Records shown
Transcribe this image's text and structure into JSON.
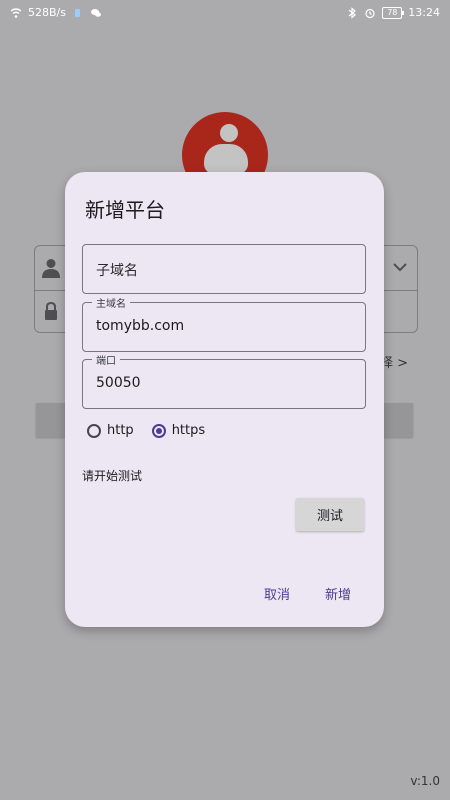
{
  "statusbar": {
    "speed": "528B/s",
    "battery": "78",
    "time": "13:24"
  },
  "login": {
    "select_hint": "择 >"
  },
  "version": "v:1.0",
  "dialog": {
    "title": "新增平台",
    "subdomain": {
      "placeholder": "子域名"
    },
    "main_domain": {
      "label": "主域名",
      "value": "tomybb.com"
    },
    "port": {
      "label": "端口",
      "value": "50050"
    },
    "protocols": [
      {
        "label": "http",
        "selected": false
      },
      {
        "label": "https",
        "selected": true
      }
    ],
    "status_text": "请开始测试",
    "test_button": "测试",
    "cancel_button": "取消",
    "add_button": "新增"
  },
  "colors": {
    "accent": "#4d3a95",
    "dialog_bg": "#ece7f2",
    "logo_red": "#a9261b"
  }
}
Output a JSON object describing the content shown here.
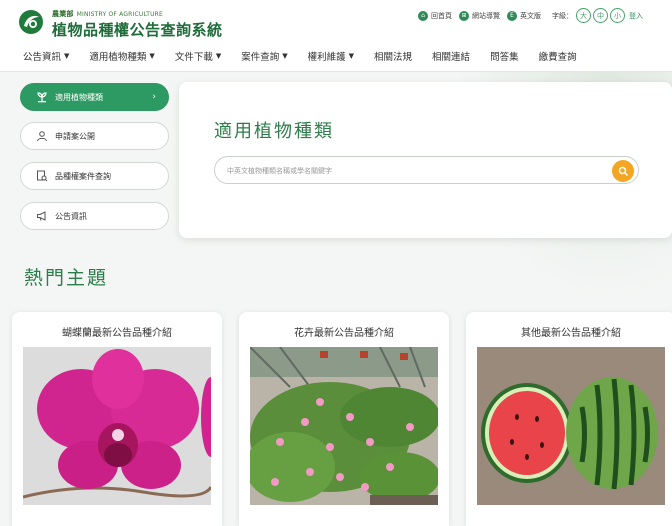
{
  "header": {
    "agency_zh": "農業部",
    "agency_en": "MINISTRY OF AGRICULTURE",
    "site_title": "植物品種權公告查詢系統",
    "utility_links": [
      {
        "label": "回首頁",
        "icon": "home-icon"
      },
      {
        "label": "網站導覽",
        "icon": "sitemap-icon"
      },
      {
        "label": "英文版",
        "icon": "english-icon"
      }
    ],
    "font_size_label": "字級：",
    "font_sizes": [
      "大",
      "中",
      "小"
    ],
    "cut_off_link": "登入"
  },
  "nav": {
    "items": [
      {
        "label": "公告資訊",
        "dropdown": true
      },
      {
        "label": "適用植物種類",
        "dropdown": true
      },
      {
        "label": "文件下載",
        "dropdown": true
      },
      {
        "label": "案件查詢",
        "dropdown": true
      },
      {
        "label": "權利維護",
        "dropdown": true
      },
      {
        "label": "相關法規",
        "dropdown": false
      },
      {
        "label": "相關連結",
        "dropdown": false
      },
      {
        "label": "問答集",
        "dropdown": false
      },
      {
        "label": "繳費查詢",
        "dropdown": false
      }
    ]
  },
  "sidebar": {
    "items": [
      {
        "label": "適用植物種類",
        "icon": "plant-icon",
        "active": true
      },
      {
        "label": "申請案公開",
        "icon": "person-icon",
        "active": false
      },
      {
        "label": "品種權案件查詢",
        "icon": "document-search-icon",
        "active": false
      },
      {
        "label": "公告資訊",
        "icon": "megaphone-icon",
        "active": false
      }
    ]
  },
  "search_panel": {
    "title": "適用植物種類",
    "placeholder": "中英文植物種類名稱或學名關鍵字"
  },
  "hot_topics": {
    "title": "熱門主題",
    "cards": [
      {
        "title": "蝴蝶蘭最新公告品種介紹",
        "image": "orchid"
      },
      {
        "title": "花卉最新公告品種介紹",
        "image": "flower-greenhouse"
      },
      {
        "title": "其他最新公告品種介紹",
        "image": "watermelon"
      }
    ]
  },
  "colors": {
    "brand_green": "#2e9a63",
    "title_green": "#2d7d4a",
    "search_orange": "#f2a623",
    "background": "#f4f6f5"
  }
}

Set exercise
Write out all the records again, exactly, minus any pictures.

Result of this exercise
Transcribe this image's text and structure into JSON.
{
  "statusbar": {
    "speed": "528B/s",
    "battery": "78",
    "time": "13:24"
  },
  "login": {
    "select_hint": "择 >"
  },
  "version": "v:1.0",
  "dialog": {
    "title": "新增平台",
    "subdomain": {
      "placeholder": "子域名"
    },
    "main_domain": {
      "label": "主域名",
      "value": "tomybb.com"
    },
    "port": {
      "label": "端口",
      "value": "50050"
    },
    "protocols": [
      {
        "label": "http",
        "selected": false
      },
      {
        "label": "https",
        "selected": true
      }
    ],
    "status_text": "请开始测试",
    "test_button": "测试",
    "cancel_button": "取消",
    "add_button": "新增"
  },
  "colors": {
    "accent": "#4d3a95",
    "dialog_bg": "#ece7f2",
    "logo_red": "#a9261b"
  }
}
Output a JSON object describing the content shown here.
{
  "header": {
    "agency_zh": "農業部",
    "agency_en": "MINISTRY OF AGRICULTURE",
    "site_title": "植物品種權公告查詢系統",
    "utility_links": [
      {
        "label": "回首頁",
        "icon": "home-icon"
      },
      {
        "label": "網站導覽",
        "icon": "sitemap-icon"
      },
      {
        "label": "英文版",
        "icon": "english-icon"
      }
    ],
    "font_size_label": "字級：",
    "font_sizes": [
      "大",
      "中",
      "小"
    ],
    "cut_off_link": "登入"
  },
  "nav": {
    "items": [
      {
        "label": "公告資訊",
        "dropdown": true
      },
      {
        "label": "適用植物種類",
        "dropdown": true
      },
      {
        "label": "文件下載",
        "dropdown": true
      },
      {
        "label": "案件查詢",
        "dropdown": true
      },
      {
        "label": "權利維護",
        "dropdown": true
      },
      {
        "label": "相關法規",
        "dropdown": false
      },
      {
        "label": "相關連結",
        "dropdown": false
      },
      {
        "label": "問答集",
        "dropdown": false
      },
      {
        "label": "繳費查詢",
        "dropdown": false
      }
    ]
  },
  "sidebar": {
    "items": [
      {
        "label": "適用植物種類",
        "icon": "plant-icon",
        "active": true
      },
      {
        "label": "申請案公開",
        "icon": "person-icon",
        "active": false
      },
      {
        "label": "品種權案件查詢",
        "icon": "document-search-icon",
        "active": false
      },
      {
        "label": "公告資訊",
        "icon": "megaphone-icon",
        "active": false
      }
    ]
  },
  "search_panel": {
    "title": "適用植物種類",
    "placeholder": "中英文植物種類名稱或學名關鍵字"
  },
  "hot_topics": {
    "title": "熱門主題",
    "cards": [
      {
        "title": "蝴蝶蘭最新公告品種介紹",
        "image": "orchid"
      },
      {
        "title": "花卉最新公告品種介紹",
        "image": "flower-greenhouse"
      },
      {
        "title": "其他最新公告品種介紹",
        "image": "watermelon"
      }
    ]
  },
  "colors": {
    "brand_green": "#2e9a63",
    "title_green": "#2d7d4a",
    "search_orange": "#f2a623",
    "background": "#f4f6f5"
  }
}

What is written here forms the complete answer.